= Instruction =
Output all records precisely as written.

= Entries supplied =
· · · ·

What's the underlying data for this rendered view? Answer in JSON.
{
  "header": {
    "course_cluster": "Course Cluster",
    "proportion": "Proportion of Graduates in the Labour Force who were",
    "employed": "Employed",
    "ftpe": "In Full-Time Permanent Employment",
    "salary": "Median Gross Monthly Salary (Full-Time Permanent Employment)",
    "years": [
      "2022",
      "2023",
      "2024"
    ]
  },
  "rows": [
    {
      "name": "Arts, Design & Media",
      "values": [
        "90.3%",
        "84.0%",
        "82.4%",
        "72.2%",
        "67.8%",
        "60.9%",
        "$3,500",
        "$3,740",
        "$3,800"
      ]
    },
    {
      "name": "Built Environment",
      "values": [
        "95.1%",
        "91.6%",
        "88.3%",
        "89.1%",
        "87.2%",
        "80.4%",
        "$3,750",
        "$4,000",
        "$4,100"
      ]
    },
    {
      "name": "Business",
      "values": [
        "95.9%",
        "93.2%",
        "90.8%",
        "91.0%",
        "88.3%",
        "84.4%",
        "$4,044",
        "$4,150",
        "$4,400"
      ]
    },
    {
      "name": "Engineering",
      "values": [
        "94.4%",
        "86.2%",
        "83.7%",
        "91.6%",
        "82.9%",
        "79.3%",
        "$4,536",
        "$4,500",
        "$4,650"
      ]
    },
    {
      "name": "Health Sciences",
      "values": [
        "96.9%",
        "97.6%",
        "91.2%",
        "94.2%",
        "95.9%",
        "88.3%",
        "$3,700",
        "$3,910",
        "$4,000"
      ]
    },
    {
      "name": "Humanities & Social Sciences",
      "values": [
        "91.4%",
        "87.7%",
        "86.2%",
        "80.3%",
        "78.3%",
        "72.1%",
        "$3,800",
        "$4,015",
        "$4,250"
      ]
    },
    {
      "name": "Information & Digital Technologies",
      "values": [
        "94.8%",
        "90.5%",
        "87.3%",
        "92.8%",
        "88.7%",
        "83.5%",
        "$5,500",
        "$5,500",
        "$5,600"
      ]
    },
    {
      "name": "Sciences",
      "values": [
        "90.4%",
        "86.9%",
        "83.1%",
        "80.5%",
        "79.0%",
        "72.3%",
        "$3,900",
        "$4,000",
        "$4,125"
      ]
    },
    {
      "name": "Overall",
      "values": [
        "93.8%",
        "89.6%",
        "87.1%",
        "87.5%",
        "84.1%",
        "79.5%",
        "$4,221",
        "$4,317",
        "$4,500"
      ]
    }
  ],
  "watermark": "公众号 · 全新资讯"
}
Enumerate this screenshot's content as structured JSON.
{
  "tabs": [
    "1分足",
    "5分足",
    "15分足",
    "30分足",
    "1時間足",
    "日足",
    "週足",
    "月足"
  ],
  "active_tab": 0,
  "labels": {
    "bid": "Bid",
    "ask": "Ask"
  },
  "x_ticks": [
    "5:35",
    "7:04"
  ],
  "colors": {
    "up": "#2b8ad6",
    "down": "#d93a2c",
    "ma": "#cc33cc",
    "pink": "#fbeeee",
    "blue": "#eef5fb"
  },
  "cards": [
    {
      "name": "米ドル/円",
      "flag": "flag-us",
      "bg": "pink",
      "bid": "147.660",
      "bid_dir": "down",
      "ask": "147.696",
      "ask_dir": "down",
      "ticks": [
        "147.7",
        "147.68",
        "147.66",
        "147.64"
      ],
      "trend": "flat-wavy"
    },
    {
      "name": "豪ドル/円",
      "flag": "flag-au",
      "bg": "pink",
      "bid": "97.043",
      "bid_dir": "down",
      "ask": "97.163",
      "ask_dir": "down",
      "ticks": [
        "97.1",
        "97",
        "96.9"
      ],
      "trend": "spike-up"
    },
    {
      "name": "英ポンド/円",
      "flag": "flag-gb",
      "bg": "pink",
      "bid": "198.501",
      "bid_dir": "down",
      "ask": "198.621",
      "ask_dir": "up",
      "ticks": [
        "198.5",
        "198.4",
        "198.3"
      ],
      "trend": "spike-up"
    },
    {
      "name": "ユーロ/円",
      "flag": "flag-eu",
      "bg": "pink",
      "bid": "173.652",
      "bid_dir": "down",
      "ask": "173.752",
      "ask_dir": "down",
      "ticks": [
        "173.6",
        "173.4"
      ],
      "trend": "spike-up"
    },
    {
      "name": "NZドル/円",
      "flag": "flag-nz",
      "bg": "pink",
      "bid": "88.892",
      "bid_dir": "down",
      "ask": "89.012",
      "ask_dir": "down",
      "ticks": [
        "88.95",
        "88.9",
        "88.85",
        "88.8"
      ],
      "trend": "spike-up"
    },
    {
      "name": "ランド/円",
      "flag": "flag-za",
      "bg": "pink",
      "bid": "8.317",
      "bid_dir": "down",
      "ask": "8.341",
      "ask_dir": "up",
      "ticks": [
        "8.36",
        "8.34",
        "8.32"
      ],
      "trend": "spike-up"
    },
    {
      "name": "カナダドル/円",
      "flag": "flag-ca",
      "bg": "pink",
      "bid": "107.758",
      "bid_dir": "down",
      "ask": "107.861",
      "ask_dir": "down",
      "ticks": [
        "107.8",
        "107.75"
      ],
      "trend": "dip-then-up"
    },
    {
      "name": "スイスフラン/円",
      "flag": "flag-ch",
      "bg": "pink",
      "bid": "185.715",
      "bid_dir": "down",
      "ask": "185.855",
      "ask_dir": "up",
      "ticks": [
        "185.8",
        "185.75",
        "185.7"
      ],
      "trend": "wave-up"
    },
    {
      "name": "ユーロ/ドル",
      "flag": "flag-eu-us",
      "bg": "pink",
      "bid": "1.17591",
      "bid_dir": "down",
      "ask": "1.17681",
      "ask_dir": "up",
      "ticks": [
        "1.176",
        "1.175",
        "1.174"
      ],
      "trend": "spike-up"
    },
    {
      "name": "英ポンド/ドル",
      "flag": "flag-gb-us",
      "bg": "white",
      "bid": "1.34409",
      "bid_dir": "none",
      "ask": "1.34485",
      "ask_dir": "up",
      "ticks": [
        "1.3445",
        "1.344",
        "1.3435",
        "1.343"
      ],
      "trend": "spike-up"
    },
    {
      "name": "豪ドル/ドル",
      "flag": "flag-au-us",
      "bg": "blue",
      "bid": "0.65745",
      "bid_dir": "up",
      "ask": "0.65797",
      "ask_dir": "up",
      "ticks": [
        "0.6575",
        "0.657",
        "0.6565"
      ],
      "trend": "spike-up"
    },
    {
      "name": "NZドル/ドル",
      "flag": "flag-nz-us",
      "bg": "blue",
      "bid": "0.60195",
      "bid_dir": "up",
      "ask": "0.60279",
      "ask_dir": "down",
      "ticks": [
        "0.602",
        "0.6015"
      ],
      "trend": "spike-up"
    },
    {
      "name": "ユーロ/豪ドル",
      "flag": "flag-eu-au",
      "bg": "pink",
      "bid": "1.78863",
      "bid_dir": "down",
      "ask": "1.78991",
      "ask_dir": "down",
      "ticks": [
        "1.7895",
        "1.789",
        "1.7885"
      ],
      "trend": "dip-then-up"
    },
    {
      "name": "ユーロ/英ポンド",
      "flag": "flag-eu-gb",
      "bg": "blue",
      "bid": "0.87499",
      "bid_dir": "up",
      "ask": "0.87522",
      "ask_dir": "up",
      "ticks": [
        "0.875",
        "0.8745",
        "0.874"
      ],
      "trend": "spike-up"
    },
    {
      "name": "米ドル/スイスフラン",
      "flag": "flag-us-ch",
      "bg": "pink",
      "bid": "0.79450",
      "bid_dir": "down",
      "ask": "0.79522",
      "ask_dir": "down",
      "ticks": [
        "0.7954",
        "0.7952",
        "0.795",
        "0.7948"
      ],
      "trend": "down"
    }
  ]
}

· · · ·

= Finished task =
What's the underlying data for this rendered view? Answer in JSON.
{
  "header": {
    "course_cluster": "Course Cluster",
    "proportion": "Proportion of Graduates in the Labour Force who were",
    "employed": "Employed",
    "ftpe": "In Full-Time Permanent Employment",
    "salary": "Median Gross Monthly Salary (Full-Time Permanent Employment)",
    "years": [
      "2022",
      "2023",
      "2024"
    ]
  },
  "rows": [
    {
      "name": "Arts, Design & Media",
      "values": [
        "90.3%",
        "84.0%",
        "82.4%",
        "72.2%",
        "67.8%",
        "60.9%",
        "$3,500",
        "$3,740",
        "$3,800"
      ]
    },
    {
      "name": "Built Environment",
      "values": [
        "95.1%",
        "91.6%",
        "88.3%",
        "89.1%",
        "87.2%",
        "80.4%",
        "$3,750",
        "$4,000",
        "$4,100"
      ]
    },
    {
      "name": "Business",
      "values": [
        "95.9%",
        "93.2%",
        "90.8%",
        "91.0%",
        "88.3%",
        "84.4%",
        "$4,044",
        "$4,150",
        "$4,400"
      ]
    },
    {
      "name": "Engineering",
      "values": [
        "94.4%",
        "86.2%",
        "83.7%",
        "91.6%",
        "82.9%",
        "79.3%",
        "$4,536",
        "$4,500",
        "$4,650"
      ]
    },
    {
      "name": "Health Sciences",
      "values": [
        "96.9%",
        "97.6%",
        "91.2%",
        "94.2%",
        "95.9%",
        "88.3%",
        "$3,700",
        "$3,910",
        "$4,000"
      ]
    },
    {
      "name": "Humanities & Social Sciences",
      "values": [
        "91.4%",
        "87.7%",
        "86.2%",
        "80.3%",
        "78.3%",
        "72.1%",
        "$3,800",
        "$4,015",
        "$4,250"
      ]
    },
    {
      "name": "Information & Digital Technologies",
      "values": [
        "94.8%",
        "90.5%",
        "87.3%",
        "92.8%",
        "88.7%",
        "83.5%",
        "$5,500",
        "$5,500",
        "$5,600"
      ]
    },
    {
      "name": "Sciences",
      "values": [
        "90.4%",
        "86.9%",
        "83.1%",
        "80.5%",
        "79.0%",
        "72.3%",
        "$3,900",
        "$4,000",
        "$4,125"
      ]
    },
    {
      "name": "Overall",
      "values": [
        "93.8%",
        "89.6%",
        "87.1%",
        "87.5%",
        "84.1%",
        "79.5%",
        "$4,221",
        "$4,317",
        "$4,500"
      ]
    }
  ],
  "watermark": "公众号 · 全新资讯"
}
Enumerate this screenshot's content as structured JSON.
{
  "tabs": [
    "1分足",
    "5分足",
    "15分足",
    "30分足",
    "1時間足",
    "日足",
    "週足",
    "月足"
  ],
  "active_tab": 0,
  "labels": {
    "bid": "Bid",
    "ask": "Ask"
  },
  "x_ticks": [
    "5:35",
    "7:04"
  ],
  "colors": {
    "up": "#2b8ad6",
    "down": "#d93a2c",
    "ma": "#cc33cc",
    "pink": "#fbeeee",
    "blue": "#eef5fb"
  },
  "cards": [
    {
      "name": "米ドル/円",
      "flag": "flag-us",
      "bg": "pink",
      "bid": "147.660",
      "bid_dir": "down",
      "ask": "147.696",
      "ask_dir": "down",
      "ticks": [
        "147.7",
        "147.68",
        "147.66",
        "147.64"
      ],
      "trend": "flat-wavy"
    },
    {
      "name": "豪ドル/円",
      "flag": "flag-au",
      "bg": "pink",
      "bid": "97.043",
      "bid_dir": "down",
      "ask": "97.163",
      "ask_dir": "down",
      "ticks": [
        "97.1",
        "97",
        "96.9"
      ],
      "trend": "spike-up"
    },
    {
      "name": "英ポンド/円",
      "flag": "flag-gb",
      "bg": "pink",
      "bid": "198.501",
      "bid_dir": "down",
      "ask": "198.621",
      "ask_dir": "up",
      "ticks": [
        "198.5",
        "198.4",
        "198.3"
      ],
      "trend": "spike-up"
    },
    {
      "name": "ユーロ/円",
      "flag": "flag-eu",
      "bg": "pink",
      "bid": "173.652",
      "bid_dir": "down",
      "ask": "173.752",
      "ask_dir": "down",
      "ticks": [
        "173.6",
        "173.4"
      ],
      "trend": "spike-up"
    },
    {
      "name": "NZドル/円",
      "flag": "flag-nz",
      "bg": "pink",
      "bid": "88.892",
      "bid_dir": "down",
      "ask": "89.012",
      "ask_dir": "down",
      "ticks": [
        "88.95",
        "88.9",
        "88.85",
        "88.8"
      ],
      "trend": "spike-up"
    },
    {
      "name": "ランド/円",
      "flag": "flag-za",
      "bg": "pink",
      "bid": "8.317",
      "bid_dir": "down",
      "ask": "8.341",
      "ask_dir": "up",
      "ticks": [
        "8.36",
        "8.34",
        "8.32"
      ],
      "trend": "spike-up"
    },
    {
      "name": "カナダドル/円",
      "flag": "flag-ca",
      "bg": "pink",
      "bid": "107.758",
      "bid_dir": "down",
      "ask": "107.861",
      "ask_dir": "down",
      "ticks": [
        "107.8",
        "107.75"
      ],
      "trend": "dip-then-up"
    },
    {
      "name": "スイスフラン/円",
      "flag": "flag-ch",
      "bg": "pink",
      "bid": "185.715",
      "bid_dir": "down",
      "ask": "185.855",
      "ask_dir": "up",
      "ticks": [
        "185.8",
        "185.75",
        "185.7"
      ],
      "trend": "wave-up"
    },
    {
      "name": "ユーロ/ドル",
      "flag": "flag-eu-us",
      "bg": "pink",
      "bid": "1.17591",
      "bid_dir": "down",
      "ask": "1.17681",
      "ask_dir": "up",
      "ticks": [
        "1.176",
        "1.175",
        "1.174"
      ],
      "trend": "spike-up"
    },
    {
      "name": "英ポンド/ドル",
      "flag": "flag-gb-us",
      "bg": "white",
      "bid": "1.34409",
      "bid_dir": "none",
      "ask": "1.34485",
      "ask_dir": "up",
      "ticks": [
        "1.3445",
        "1.344",
        "1.3435",
        "1.343"
      ],
      "trend": "spike-up"
    },
    {
      "name": "豪ドル/ドル",
      "flag": "flag-au-us",
      "bg": "blue",
      "bid": "0.65745",
      "bid_dir": "up",
      "ask": "0.65797",
      "ask_dir": "up",
      "ticks": [
        "0.6575",
        "0.657",
        "0.6565"
      ],
      "trend": "spike-up"
    },
    {
      "name": "NZドル/ドル",
      "flag": "flag-nz-us",
      "bg": "blue",
      "bid": "0.60195",
      "bid_dir": "up",
      "ask": "0.60279",
      "ask_dir": "down",
      "ticks": [
        "0.602",
        "0.6015"
      ],
      "trend": "spike-up"
    },
    {
      "name": "ユーロ/豪ドル",
      "flag": "flag-eu-au",
      "bg": "pink",
      "bid": "1.78863",
      "bid_dir": "down",
      "ask": "1.78991",
      "ask_dir": "down",
      "ticks": [
        "1.7895",
        "1.789",
        "1.7885"
      ],
      "trend": "dip-then-up"
    },
    {
      "name": "ユーロ/英ポンド",
      "flag": "flag-eu-gb",
      "bg": "blue",
      "bid": "0.87499",
      "bid_dir": "up",
      "ask": "0.87522",
      "ask_dir": "up",
      "ticks": [
        "0.875",
        "0.8745",
        "0.874"
      ],
      "trend": "spike-up"
    },
    {
      "name": "米ドル/スイスフラン",
      "flag": "flag-us-ch",
      "bg": "pink",
      "bid": "0.79450",
      "bid_dir": "down",
      "ask": "0.79522",
      "ask_dir": "down",
      "ticks": [
        "0.7954",
        "0.7952",
        "0.795",
        "0.7948"
      ],
      "trend": "down"
    }
  ]
}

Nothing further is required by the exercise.